__Description of the task__: Every entry below must appear again, exactly as written.

__Materials provided__:
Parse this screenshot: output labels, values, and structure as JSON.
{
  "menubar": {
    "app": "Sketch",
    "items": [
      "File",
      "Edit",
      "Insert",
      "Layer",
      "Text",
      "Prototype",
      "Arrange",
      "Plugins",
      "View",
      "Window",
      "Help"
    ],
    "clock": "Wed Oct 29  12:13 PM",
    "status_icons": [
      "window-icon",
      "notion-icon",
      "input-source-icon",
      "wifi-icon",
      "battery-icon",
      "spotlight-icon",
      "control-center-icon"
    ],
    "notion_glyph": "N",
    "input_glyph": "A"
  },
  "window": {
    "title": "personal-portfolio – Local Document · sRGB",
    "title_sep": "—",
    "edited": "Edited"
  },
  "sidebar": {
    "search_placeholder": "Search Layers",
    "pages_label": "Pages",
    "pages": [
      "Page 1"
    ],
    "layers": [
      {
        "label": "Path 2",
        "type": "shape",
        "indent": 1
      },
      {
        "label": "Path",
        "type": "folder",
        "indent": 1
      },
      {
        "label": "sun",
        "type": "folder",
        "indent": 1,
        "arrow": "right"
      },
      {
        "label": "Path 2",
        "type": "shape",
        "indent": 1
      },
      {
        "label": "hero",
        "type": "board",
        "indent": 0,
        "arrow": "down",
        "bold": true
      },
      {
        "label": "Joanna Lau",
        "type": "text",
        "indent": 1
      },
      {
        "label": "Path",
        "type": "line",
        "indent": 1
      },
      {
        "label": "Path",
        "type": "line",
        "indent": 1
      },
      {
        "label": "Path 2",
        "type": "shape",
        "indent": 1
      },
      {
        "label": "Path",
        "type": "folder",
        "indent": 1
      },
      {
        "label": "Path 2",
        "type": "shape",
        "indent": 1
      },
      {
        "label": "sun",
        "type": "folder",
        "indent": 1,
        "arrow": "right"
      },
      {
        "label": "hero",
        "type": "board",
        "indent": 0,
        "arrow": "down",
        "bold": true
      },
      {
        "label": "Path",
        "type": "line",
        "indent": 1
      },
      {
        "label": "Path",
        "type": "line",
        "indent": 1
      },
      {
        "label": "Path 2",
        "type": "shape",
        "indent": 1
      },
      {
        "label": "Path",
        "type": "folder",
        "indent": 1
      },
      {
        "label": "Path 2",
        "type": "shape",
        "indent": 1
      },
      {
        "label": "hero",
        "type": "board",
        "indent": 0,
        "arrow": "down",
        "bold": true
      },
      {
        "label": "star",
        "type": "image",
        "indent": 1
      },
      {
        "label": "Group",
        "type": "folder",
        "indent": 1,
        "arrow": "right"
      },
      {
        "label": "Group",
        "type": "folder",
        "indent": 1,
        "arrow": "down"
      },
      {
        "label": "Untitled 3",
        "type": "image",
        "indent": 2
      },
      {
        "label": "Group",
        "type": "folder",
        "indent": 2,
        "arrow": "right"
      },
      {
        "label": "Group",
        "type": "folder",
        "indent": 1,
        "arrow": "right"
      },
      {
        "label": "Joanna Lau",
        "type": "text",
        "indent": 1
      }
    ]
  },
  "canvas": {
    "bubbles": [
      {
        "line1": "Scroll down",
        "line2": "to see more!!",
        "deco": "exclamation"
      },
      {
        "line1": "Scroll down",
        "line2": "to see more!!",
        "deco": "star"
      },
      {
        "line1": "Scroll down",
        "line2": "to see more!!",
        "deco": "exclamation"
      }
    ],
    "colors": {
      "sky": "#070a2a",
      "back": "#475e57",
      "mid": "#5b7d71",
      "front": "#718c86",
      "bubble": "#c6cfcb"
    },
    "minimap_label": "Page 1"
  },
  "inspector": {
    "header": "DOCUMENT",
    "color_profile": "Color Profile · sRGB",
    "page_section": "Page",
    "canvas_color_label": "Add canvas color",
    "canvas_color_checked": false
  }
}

__Completed exercise__:
Parse this screenshot: output labels, values, and structure as JSON.
{
  "menubar": {
    "app": "Sketch",
    "items": [
      "File",
      "Edit",
      "Insert",
      "Layer",
      "Text",
      "Prototype",
      "Arrange",
      "Plugins",
      "View",
      "Window",
      "Help"
    ],
    "clock": "Wed Oct 29  12:13 PM",
    "status_icons": [
      "window-icon",
      "notion-icon",
      "input-source-icon",
      "wifi-icon",
      "battery-icon",
      "spotlight-icon",
      "control-center-icon"
    ],
    "notion_glyph": "N",
    "input_glyph": "A"
  },
  "window": {
    "title": "personal-portfolio – Local Document · sRGB",
    "title_sep": "—",
    "edited": "Edited"
  },
  "sidebar": {
    "search_placeholder": "Search Layers",
    "pages_label": "Pages",
    "pages": [
      "Page 1"
    ],
    "layers": [
      {
        "label": "Path 2",
        "type": "shape",
        "indent": 1
      },
      {
        "label": "Path",
        "type": "folder",
        "indent": 1
      },
      {
        "label": "sun",
        "type": "folder",
        "indent": 1,
        "arrow": "right"
      },
      {
        "label": "Path 2",
        "type": "shape",
        "indent": 1
      },
      {
        "label": "hero",
        "type": "board",
        "indent": 0,
        "arrow": "down",
        "bold": true
      },
      {
        "label": "Joanna Lau",
        "type": "text",
        "indent": 1
      },
      {
        "label": "Path",
        "type": "line",
        "indent": 1
      },
      {
        "label": "Path",
        "type": "line",
        "indent": 1
      },
      {
        "label": "Path 2",
        "type": "shape",
        "indent": 1
      },
      {
        "label": "Path",
        "type": "folder",
        "indent": 1
      },
      {
        "label": "Path 2",
        "type": "shape",
        "indent": 1
      },
      {
        "label": "sun",
        "type": "folder",
        "indent": 1,
        "arrow": "right"
      },
      {
        "label": "hero",
        "type": "board",
        "indent": 0,
        "arrow": "down",
        "bold": true
      },
      {
        "label": "Path",
        "type": "line",
        "indent": 1
      },
      {
        "label": "Path",
        "type": "line",
        "indent": 1
      },
      {
        "label": "Path 2",
        "type": "shape",
        "indent": 1
      },
      {
        "label": "Path",
        "type": "folder",
        "indent": 1
      },
      {
        "label": "Path 2",
        "type": "shape",
        "indent": 1
      },
      {
        "label": "hero",
        "type": "board",
        "indent": 0,
        "arrow": "down",
        "bold": true
      },
      {
        "label": "star",
        "type": "image",
        "indent": 1
      },
      {
        "label": "Group",
        "type": "folder",
        "indent": 1,
        "arrow": "right"
      },
      {
        "label": "Group",
        "type": "folder",
        "indent": 1,
        "arrow": "down"
      },
      {
        "label": "Untitled 3",
        "type": "image",
        "indent": 2
      },
      {
        "label": "Group",
        "type": "folder",
        "indent": 2,
        "arrow": "right"
      },
      {
        "label": "Group",
        "type": "folder",
        "indent": 1,
        "arrow": "right"
      },
      {
        "label": "Joanna Lau",
        "type": "text",
        "indent": 1
      }
    ]
  },
  "canvas": {
    "bubbles": [
      {
        "line1": "Scroll down",
        "line2": "to see more!!",
        "deco": "exclamation"
      },
      {
        "line1": "Scroll down",
        "line2": "to see more!!",
        "deco": "star"
      },
      {
        "line1": "Scroll down",
        "line2": "to see more!!",
        "deco": "exclamation"
      }
    ],
    "colors": {
      "sky": "#070a2a",
      "back": "#475e57",
      "mid": "#5b7d71",
      "front": "#718c86",
      "bubble": "#c6cfcb"
    },
    "minimap_label": "Page 1"
  },
  "inspector": {
    "header": "DOCUMENT",
    "color_profile": "Color Profile · sRGB",
    "page_section": "Page",
    "canvas_color_label": "Add canvas color",
    "canvas_color_checked": false
  }
}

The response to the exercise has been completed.